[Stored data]

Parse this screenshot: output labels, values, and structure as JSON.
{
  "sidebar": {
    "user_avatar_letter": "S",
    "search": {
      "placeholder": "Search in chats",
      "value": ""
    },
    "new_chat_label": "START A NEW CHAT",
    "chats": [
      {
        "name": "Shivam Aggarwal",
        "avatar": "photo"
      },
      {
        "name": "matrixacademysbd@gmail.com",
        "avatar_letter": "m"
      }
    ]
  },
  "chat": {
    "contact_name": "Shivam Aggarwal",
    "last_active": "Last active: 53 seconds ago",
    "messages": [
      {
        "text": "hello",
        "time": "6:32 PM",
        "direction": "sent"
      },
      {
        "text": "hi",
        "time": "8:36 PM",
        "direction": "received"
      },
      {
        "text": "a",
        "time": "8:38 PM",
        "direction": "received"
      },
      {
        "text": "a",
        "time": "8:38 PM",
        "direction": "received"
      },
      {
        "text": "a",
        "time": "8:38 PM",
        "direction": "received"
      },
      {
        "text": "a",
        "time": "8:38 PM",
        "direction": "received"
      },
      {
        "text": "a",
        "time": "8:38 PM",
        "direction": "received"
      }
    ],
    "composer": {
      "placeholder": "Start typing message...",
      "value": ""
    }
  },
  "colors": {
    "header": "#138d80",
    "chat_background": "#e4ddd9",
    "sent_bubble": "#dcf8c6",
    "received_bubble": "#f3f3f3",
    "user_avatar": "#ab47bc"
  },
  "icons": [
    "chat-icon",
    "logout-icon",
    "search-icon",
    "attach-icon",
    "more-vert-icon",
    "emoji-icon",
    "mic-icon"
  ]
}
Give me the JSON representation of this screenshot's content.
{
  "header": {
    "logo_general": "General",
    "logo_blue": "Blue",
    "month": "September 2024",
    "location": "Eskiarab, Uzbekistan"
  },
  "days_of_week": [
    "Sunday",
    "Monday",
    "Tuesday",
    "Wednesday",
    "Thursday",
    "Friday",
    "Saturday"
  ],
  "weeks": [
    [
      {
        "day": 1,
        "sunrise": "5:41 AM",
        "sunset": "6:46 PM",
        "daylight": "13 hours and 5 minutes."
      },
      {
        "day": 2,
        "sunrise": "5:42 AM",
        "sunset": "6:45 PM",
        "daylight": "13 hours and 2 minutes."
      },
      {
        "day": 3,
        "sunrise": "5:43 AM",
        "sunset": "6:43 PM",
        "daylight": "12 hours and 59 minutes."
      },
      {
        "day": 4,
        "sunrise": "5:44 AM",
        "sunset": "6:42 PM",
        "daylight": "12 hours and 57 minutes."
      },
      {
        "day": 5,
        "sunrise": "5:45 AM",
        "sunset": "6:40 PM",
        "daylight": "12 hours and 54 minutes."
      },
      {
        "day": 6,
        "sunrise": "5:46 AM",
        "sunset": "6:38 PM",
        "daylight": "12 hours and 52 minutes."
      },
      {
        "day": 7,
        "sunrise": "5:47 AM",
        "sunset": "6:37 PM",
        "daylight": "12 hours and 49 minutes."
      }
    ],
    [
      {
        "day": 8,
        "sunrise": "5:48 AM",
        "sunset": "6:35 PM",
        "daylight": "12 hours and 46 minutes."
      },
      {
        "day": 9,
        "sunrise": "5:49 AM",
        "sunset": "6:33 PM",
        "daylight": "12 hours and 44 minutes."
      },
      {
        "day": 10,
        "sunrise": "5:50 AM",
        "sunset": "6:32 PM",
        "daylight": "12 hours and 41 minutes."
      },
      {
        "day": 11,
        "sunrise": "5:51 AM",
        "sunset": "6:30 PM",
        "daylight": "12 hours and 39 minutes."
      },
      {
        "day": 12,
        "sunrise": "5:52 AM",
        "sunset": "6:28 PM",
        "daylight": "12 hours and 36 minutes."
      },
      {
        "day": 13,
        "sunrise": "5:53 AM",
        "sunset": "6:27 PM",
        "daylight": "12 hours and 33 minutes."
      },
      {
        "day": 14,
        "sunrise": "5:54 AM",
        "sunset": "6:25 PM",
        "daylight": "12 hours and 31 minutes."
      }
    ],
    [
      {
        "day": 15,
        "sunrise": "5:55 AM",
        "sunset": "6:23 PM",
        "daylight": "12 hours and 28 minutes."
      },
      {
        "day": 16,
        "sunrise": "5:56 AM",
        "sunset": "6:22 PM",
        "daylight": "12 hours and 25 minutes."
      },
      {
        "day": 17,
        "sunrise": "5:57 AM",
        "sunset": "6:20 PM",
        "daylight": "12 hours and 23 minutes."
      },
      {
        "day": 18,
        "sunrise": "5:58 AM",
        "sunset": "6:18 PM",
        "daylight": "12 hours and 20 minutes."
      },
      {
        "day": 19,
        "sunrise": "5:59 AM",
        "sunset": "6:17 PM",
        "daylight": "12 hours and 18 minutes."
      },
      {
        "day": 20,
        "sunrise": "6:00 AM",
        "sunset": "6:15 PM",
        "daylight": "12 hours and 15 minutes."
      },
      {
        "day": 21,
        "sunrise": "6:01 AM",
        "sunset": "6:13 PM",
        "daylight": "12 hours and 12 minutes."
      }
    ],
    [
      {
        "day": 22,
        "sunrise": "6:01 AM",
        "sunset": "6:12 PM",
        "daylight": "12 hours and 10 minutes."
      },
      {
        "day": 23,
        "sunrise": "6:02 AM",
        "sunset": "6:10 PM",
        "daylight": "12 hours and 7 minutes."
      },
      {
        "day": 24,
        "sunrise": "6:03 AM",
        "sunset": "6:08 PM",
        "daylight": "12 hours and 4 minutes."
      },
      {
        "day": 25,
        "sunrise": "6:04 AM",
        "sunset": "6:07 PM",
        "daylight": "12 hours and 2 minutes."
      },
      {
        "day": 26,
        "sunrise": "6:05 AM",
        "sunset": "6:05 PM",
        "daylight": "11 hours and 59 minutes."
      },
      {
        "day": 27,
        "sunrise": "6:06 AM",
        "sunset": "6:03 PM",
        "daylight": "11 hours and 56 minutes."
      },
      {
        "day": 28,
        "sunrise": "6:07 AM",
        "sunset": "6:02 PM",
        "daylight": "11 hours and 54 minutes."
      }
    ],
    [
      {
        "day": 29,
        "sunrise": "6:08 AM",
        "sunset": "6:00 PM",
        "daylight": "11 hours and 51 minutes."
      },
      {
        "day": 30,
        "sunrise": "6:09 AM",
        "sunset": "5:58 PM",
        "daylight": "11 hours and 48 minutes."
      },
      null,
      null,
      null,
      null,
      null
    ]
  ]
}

▸ **AIM OF THE TASK**
Return every record, word for word.

▸ **THE COMPLETED TASK**
Parse this screenshot: output labels, values, and structure as JSON.
{
  "sidebar": {
    "user_avatar_letter": "S",
    "search": {
      "placeholder": "Search in chats",
      "value": ""
    },
    "new_chat_label": "START A NEW CHAT",
    "chats": [
      {
        "name": "Shivam Aggarwal",
        "avatar": "photo"
      },
      {
        "name": "matrixacademysbd@gmail.com",
        "avatar_letter": "m"
      }
    ]
  },
  "chat": {
    "contact_name": "Shivam Aggarwal",
    "last_active": "Last active: 53 seconds ago",
    "messages": [
      {
        "text": "hello",
        "time": "6:32 PM",
        "direction": "sent"
      },
      {
        "text": "hi",
        "time": "8:36 PM",
        "direction": "received"
      },
      {
        "text": "a",
        "time": "8:38 PM",
        "direction": "received"
      },
      {
        "text": "a",
        "time": "8:38 PM",
        "direction": "received"
      },
      {
        "text": "a",
        "time": "8:38 PM",
        "direction": "received"
      },
      {
        "text": "a",
        "time": "8:38 PM",
        "direction": "received"
      },
      {
        "text": "a",
        "time": "8:38 PM",
        "direction": "received"
      }
    ],
    "composer": {
      "placeholder": "Start typing message...",
      "value": ""
    }
  },
  "colors": {
    "header": "#138d80",
    "chat_background": "#e4ddd9",
    "sent_bubble": "#dcf8c6",
    "received_bubble": "#f3f3f3",
    "user_avatar": "#ab47bc"
  },
  "icons": [
    "chat-icon",
    "logout-icon",
    "search-icon",
    "attach-icon",
    "more-vert-icon",
    "emoji-icon",
    "mic-icon"
  ]
}
Give me the JSON representation of this screenshot's content.
{
  "header": {
    "logo_general": "General",
    "logo_blue": "Blue",
    "month": "September 2024",
    "location": "Eskiarab, Uzbekistan"
  },
  "days_of_week": [
    "Sunday",
    "Monday",
    "Tuesday",
    "Wednesday",
    "Thursday",
    "Friday",
    "Saturday"
  ],
  "weeks": [
    [
      {
        "day": 1,
        "sunrise": "5:41 AM",
        "sunset": "6:46 PM",
        "daylight": "13 hours and 5 minutes."
      },
      {
        "day": 2,
        "sunrise": "5:42 AM",
        "sunset": "6:45 PM",
        "daylight": "13 hours and 2 minutes."
      },
      {
        "day": 3,
        "sunrise": "5:43 AM",
        "sunset": "6:43 PM",
        "daylight": "12 hours and 59 minutes."
      },
      {
        "day": 4,
        "sunrise": "5:44 AM",
        "sunset": "6:42 PM",
        "daylight": "12 hours and 57 minutes."
      },
      {
        "day": 5,
        "sunrise": "5:45 AM",
        "sunset": "6:40 PM",
        "daylight": "12 hours and 54 minutes."
      },
      {
        "day": 6,
        "sunrise": "5:46 AM",
        "sunset": "6:38 PM",
        "daylight": "12 hours and 52 minutes."
      },
      {
        "day": 7,
        "sunrise": "5:47 AM",
        "sunset": "6:37 PM",
        "daylight": "12 hours and 49 minutes."
      }
    ],
    [
      {
        "day": 8,
        "sunrise": "5:48 AM",
        "sunset": "6:35 PM",
        "daylight": "12 hours and 46 minutes."
      },
      {
        "day": 9,
        "sunrise": "5:49 AM",
        "sunset": "6:33 PM",
        "daylight": "12 hours and 44 minutes."
      },
      {
        "day": 10,
        "sunrise": "5:50 AM",
        "sunset": "6:32 PM",
        "daylight": "12 hours and 41 minutes."
      },
      {
        "day": 11,
        "sunrise": "5:51 AM",
        "sunset": "6:30 PM",
        "daylight": "12 hours and 39 minutes."
      },
      {
        "day": 12,
        "sunrise": "5:52 AM",
        "sunset": "6:28 PM",
        "daylight": "12 hours and 36 minutes."
      },
      {
        "day": 13,
        "sunrise": "5:53 AM",
        "sunset": "6:27 PM",
        "daylight": "12 hours and 33 minutes."
      },
      {
        "day": 14,
        "sunrise": "5:54 AM",
        "sunset": "6:25 PM",
        "daylight": "12 hours and 31 minutes."
      }
    ],
    [
      {
        "day": 15,
        "sunrise": "5:55 AM",
        "sunset": "6:23 PM",
        "daylight": "12 hours and 28 minutes."
      },
      {
        "day": 16,
        "sunrise": "5:56 AM",
        "sunset": "6:22 PM",
        "daylight": "12 hours and 25 minutes."
      },
      {
        "day": 17,
        "sunrise": "5:57 AM",
        "sunset": "6:20 PM",
        "daylight": "12 hours and 23 minutes."
      },
      {
        "day": 18,
        "sunrise": "5:58 AM",
        "sunset": "6:18 PM",
        "daylight": "12 hours and 20 minutes."
      },
      {
        "day": 19,
        "sunrise": "5:59 AM",
        "sunset": "6:17 PM",
        "daylight": "12 hours and 18 minutes."
      },
      {
        "day": 20,
        "sunrise": "6:00 AM",
        "sunset": "6:15 PM",
        "daylight": "12 hours and 15 minutes."
      },
      {
        "day": 21,
        "sunrise": "6:01 AM",
        "sunset": "6:13 PM",
        "daylight": "12 hours and 12 minutes."
      }
    ],
    [
      {
        "day": 22,
        "sunrise": "6:01 AM",
        "sunset": "6:12 PM",
        "daylight": "12 hours and 10 minutes."
      },
      {
        "day": 23,
        "sunrise": "6:02 AM",
        "sunset": "6:10 PM",
        "daylight": "12 hours and 7 minutes."
      },
      {
        "day": 24,
        "sunrise": "6:03 AM",
        "sunset": "6:08 PM",
        "daylight": "12 hours and 4 minutes."
      },
      {
        "day": 25,
        "sunrise": "6:04 AM",
        "sunset": "6:07 PM",
        "daylight": "12 hours and 2 minutes."
      },
      {
        "day": 26,
        "sunrise": "6:05 AM",
        "sunset": "6:05 PM",
        "daylight": "11 hours and 59 minutes."
      },
      {
        "day": 27,
        "sunrise": "6:06 AM",
        "sunset": "6:03 PM",
        "daylight": "11 hours and 56 minutes."
      },
      {
        "day": 28,
        "sunrise": "6:07 AM",
        "sunset": "6:02 PM",
        "daylight": "11 hours and 54 minutes."
      }
    ],
    [
      {
        "day": 29,
        "sunrise": "6:08 AM",
        "sunset": "6:00 PM",
        "daylight": "11 hours and 51 minutes."
      },
      {
        "day": 30,
        "sunrise": "6:09 AM",
        "sunset": "5:58 PM",
        "daylight": "11 hours and 48 minutes."
      },
      null,
      null,
      null,
      null,
      null
    ]
  ]
}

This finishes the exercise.